_TASK INSTRUCTIONS_:
How many lines in these records hold the string "peine"? Reply with the number alone.

_EXTRACTED INFORMATION_:
* * * * * * * * *
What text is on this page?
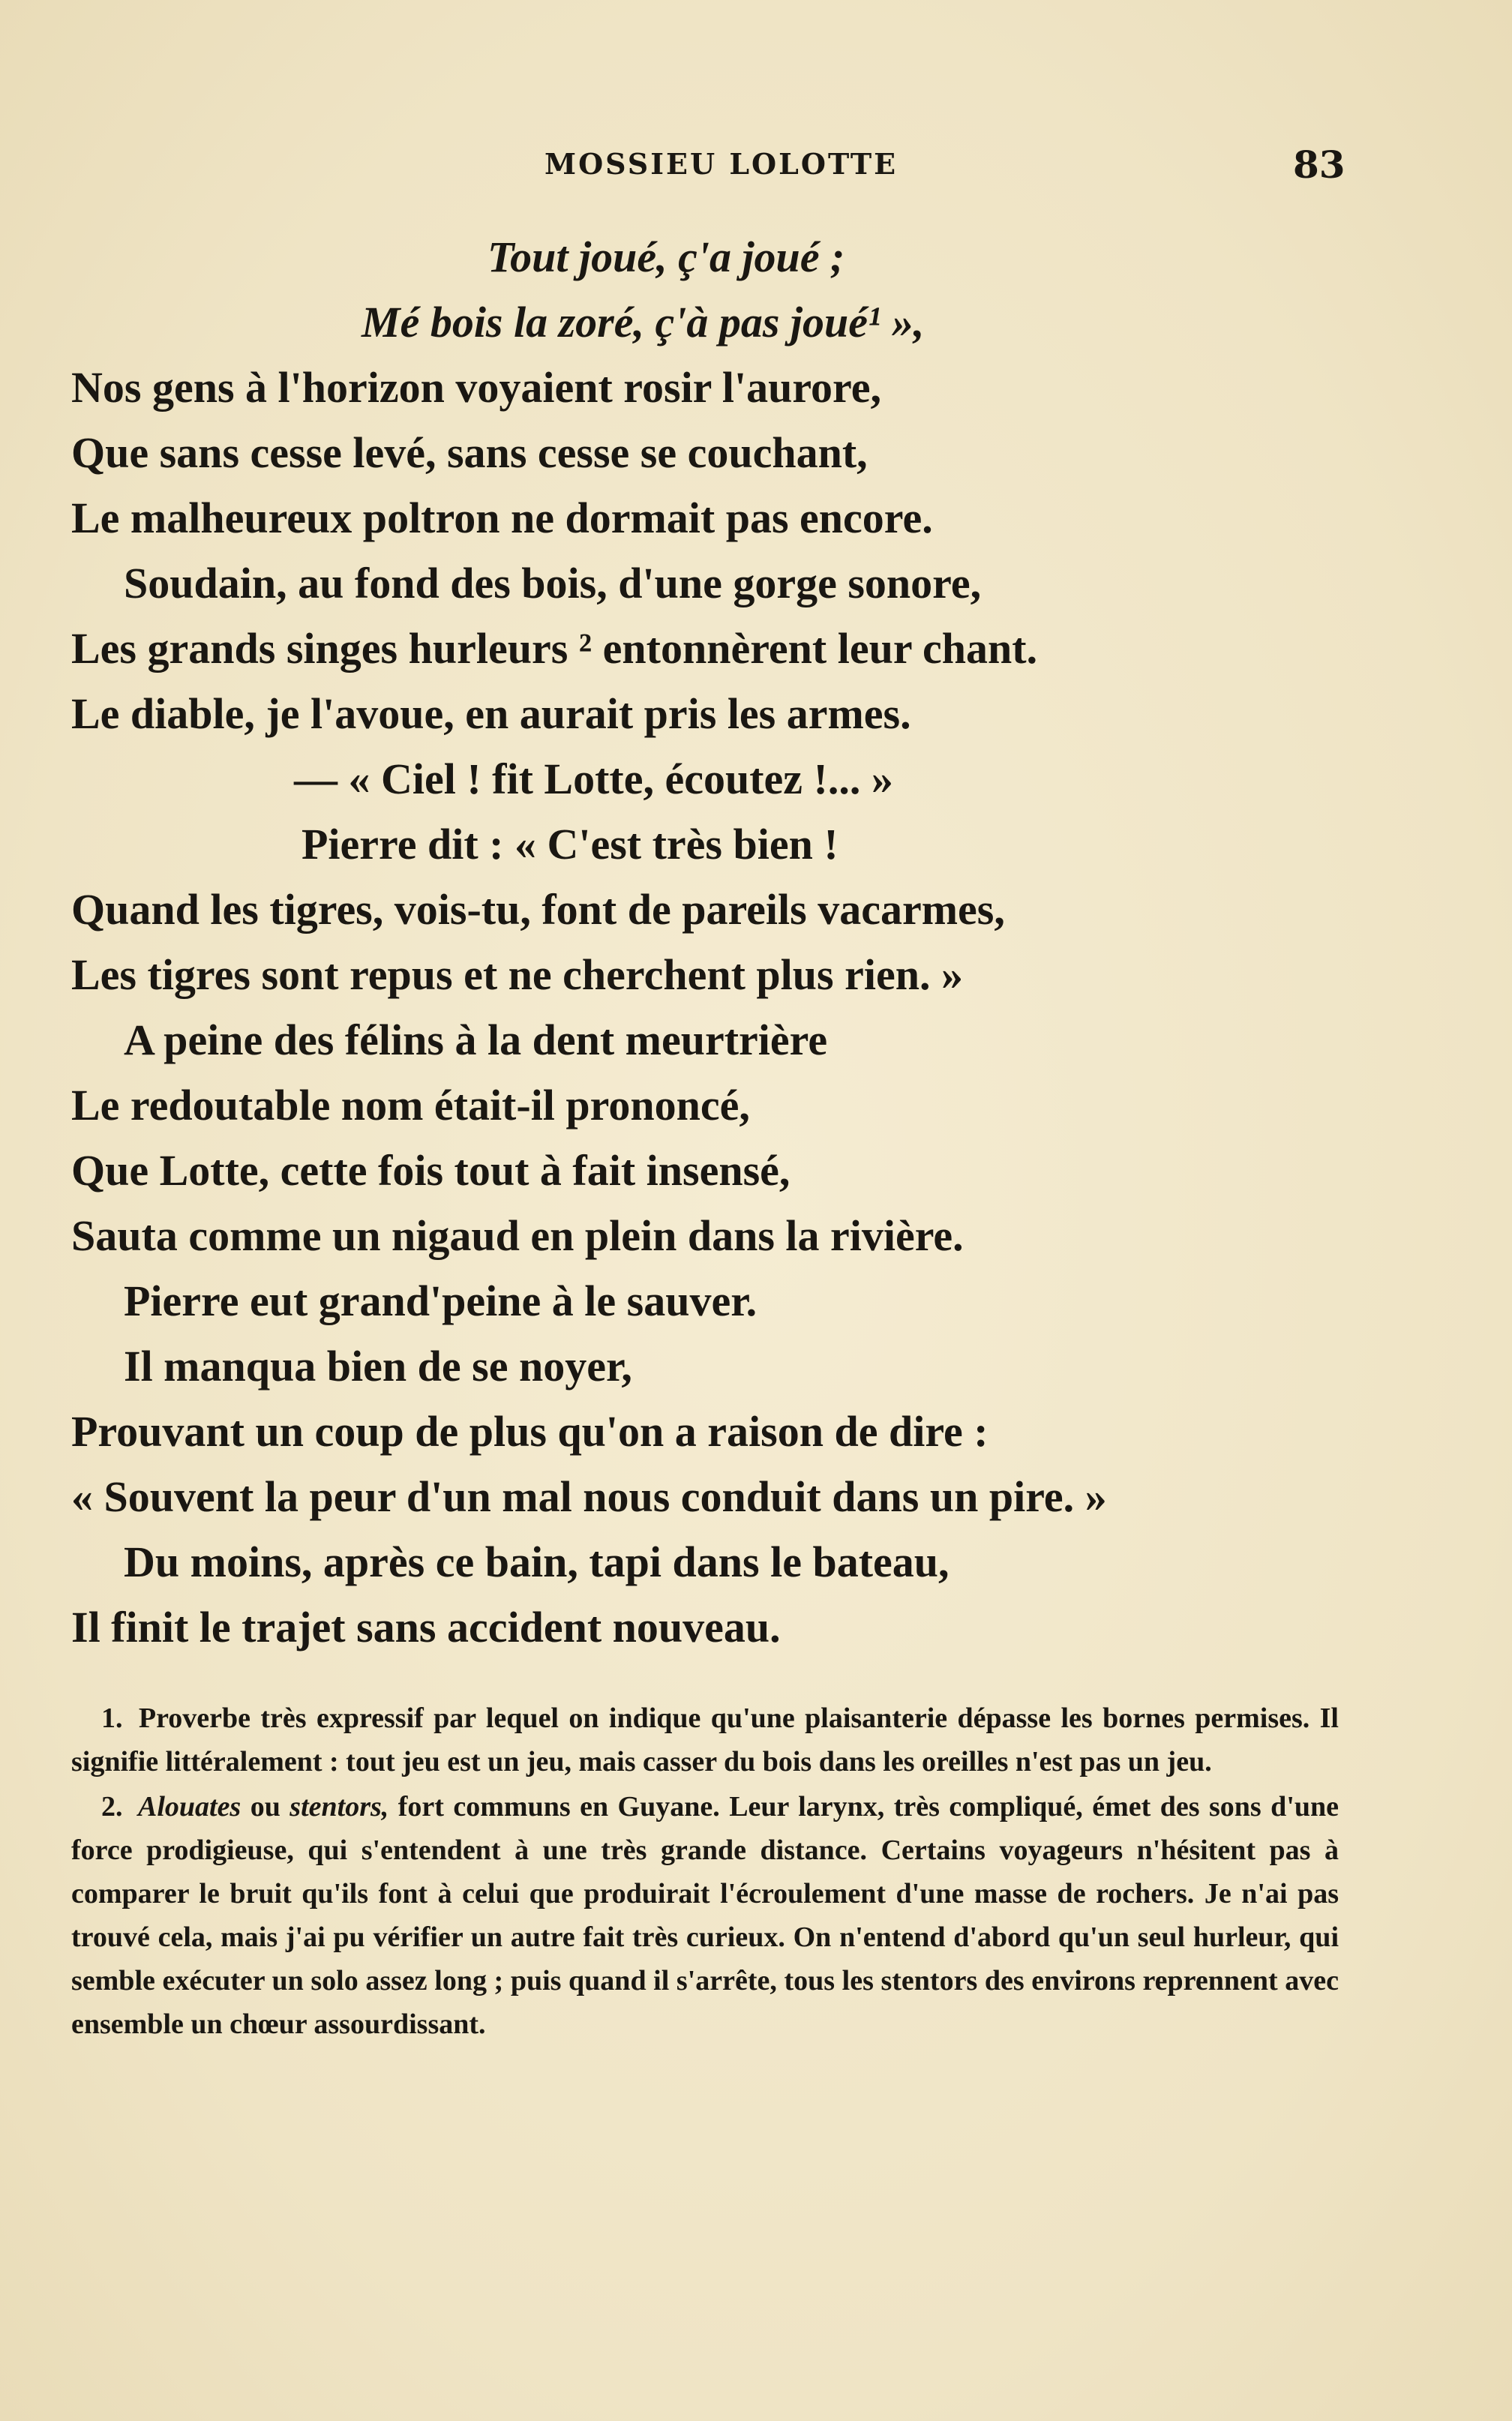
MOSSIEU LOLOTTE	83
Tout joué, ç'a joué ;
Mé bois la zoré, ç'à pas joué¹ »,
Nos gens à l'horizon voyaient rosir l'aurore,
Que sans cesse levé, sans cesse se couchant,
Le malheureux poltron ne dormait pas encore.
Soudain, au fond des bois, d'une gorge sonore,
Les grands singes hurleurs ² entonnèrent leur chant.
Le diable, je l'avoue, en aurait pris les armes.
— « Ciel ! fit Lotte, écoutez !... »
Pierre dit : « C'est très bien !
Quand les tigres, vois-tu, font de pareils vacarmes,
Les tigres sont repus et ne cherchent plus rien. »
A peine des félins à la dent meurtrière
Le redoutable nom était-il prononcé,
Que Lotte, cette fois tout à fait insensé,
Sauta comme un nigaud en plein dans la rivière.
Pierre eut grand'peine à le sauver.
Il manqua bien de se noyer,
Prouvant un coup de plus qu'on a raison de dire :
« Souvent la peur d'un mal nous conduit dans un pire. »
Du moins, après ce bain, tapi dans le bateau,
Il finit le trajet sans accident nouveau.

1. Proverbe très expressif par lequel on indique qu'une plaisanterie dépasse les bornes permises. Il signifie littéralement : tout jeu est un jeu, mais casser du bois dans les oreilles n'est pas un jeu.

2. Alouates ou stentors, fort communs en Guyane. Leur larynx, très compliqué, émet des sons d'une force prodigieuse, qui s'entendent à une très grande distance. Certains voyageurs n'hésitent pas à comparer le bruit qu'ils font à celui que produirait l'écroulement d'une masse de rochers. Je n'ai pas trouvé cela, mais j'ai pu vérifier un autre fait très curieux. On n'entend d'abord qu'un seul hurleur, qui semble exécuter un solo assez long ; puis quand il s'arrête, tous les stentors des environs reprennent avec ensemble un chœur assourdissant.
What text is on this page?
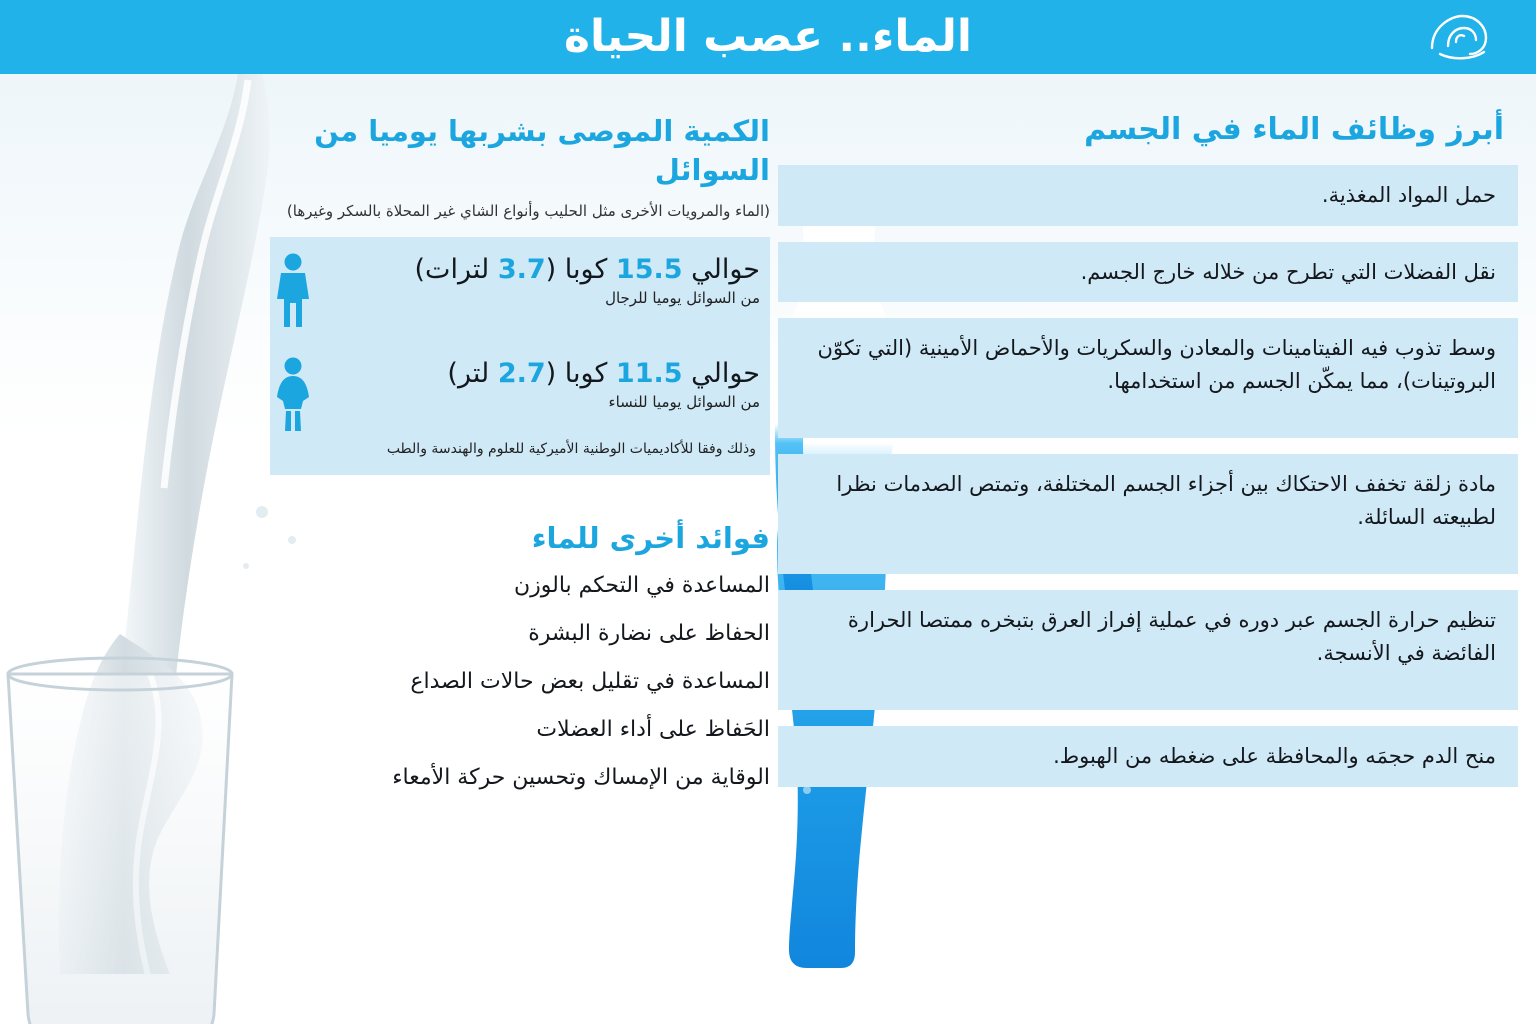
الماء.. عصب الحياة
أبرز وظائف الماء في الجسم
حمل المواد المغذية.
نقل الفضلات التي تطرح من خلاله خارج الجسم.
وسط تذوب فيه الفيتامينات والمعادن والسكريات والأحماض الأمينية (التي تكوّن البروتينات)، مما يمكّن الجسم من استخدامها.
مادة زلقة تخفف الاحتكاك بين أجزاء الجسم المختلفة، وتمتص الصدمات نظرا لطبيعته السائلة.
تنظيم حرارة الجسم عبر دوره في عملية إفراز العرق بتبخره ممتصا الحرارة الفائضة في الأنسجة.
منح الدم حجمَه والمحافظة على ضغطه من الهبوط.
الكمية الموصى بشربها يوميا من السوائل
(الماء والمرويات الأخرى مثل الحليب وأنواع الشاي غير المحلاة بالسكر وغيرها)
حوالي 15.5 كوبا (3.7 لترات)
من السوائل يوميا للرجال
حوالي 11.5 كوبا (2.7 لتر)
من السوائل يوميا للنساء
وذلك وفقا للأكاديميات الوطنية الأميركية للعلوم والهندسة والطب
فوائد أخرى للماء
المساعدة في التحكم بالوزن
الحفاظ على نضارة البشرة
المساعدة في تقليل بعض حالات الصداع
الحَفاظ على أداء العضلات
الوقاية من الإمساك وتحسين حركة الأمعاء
* * * * * * * * *
_SOLUTION_:
2